* **Material shown**
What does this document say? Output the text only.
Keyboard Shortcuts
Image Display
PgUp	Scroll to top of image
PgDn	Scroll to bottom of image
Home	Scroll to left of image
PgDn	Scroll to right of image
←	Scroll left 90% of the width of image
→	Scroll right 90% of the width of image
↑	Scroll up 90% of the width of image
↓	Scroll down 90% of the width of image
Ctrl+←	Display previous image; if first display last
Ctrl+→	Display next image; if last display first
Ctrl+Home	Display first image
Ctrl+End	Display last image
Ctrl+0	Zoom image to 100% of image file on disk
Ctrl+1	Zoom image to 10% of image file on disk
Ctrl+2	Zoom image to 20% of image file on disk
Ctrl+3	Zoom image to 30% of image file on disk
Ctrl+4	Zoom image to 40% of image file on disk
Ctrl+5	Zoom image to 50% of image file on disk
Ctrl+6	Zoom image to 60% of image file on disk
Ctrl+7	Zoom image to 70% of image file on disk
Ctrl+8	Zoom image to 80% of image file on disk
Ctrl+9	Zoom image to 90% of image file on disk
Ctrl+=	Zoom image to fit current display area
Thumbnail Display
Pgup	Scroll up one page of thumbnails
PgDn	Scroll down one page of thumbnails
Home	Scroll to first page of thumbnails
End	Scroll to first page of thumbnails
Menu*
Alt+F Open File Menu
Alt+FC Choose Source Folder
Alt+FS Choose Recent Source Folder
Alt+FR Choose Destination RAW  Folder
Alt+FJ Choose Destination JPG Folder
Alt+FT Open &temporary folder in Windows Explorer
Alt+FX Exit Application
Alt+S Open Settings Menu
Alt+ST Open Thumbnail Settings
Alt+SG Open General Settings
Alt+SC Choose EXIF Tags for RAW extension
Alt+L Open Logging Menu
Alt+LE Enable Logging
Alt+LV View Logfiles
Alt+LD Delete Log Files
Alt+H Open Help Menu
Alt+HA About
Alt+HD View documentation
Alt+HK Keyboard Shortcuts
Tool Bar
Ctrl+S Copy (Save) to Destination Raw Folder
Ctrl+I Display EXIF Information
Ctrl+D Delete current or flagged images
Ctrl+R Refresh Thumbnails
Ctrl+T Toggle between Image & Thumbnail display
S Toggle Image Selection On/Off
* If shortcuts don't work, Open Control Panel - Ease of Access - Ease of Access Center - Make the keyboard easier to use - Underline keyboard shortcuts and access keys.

* **Direction**
Transcribe each entry precisely, missing none.

* **Correct answer**
What does this document say? Output the text only.
Keyboard Shortcuts
Image Display
PgUp	Scroll to top of image
PgDn	Scroll to bottom of image
Home	Scroll to left of image
PgDn	Scroll to right of image
←	Scroll left 90% of the width of image
→	Scroll right 90% of the width of image
↑	Scroll up 90% of the width of image
↓	Scroll down 90% of the width of image
Ctrl+←	Display previous image; if first display last
Ctrl+→	Display next image; if last display first
Ctrl+Home	Display first image
Ctrl+End	Display last image
Ctrl+0	Zoom image to 100% of image file on disk
Ctrl+1	Zoom image to 10% of image file on disk
Ctrl+2	Zoom image to 20% of image file on disk
Ctrl+3	Zoom image to 30% of image file on disk
Ctrl+4	Zoom image to 40% of image file on disk
Ctrl+5	Zoom image to 50% of image file on disk
Ctrl+6	Zoom image to 60% of image file on disk
Ctrl+7	Zoom image to 70% of image file on disk
Ctrl+8	Zoom image to 80% of image file on disk
Ctrl+9	Zoom image to 90% of image file on disk
Ctrl+=	Zoom image to fit current display area
Thumbnail Display
Pgup	Scroll up one page of thumbnails
PgDn	Scroll down one page of thumbnails
Home	Scroll to first page of thumbnails
End	Scroll to first page of thumbnails
Menu*
Alt+F Open File Menu
Alt+FC Choose Source Folder
Alt+FS Choose Recent Source Folder
Alt+FR Choose Destination RAW  Folder
Alt+FJ Choose Destination JPG Folder
Alt+FT Open &temporary folder in Windows Explorer
Alt+FX Exit Application
Alt+S Open Settings Menu
Alt+ST Open Thumbnail Settings
Alt+SG Open General Settings
Alt+SC Choose EXIF Tags for RAW extension
Alt+L Open Logging Menu
Alt+LE Enable Logging
Alt+LV View Logfiles
Alt+LD Delete Log Files
Alt+H Open Help Menu
Alt+HA About
Alt+HD View documentation
Alt+HK Keyboard Shortcuts
Tool Bar
Ctrl+S Copy (Save) to Destination Raw Folder
Ctrl+I Display EXIF Information
Ctrl+D Delete current or flagged images
Ctrl+R Refresh Thumbnails
Ctrl+T Toggle between Image & Thumbnail display
S Toggle Image Selection On/Off
* If shortcuts don't work, Open Control Panel - Ease of Access - Ease of Access Center - Make the keyboard easier to use - Underline keyboard shortcuts and access keys.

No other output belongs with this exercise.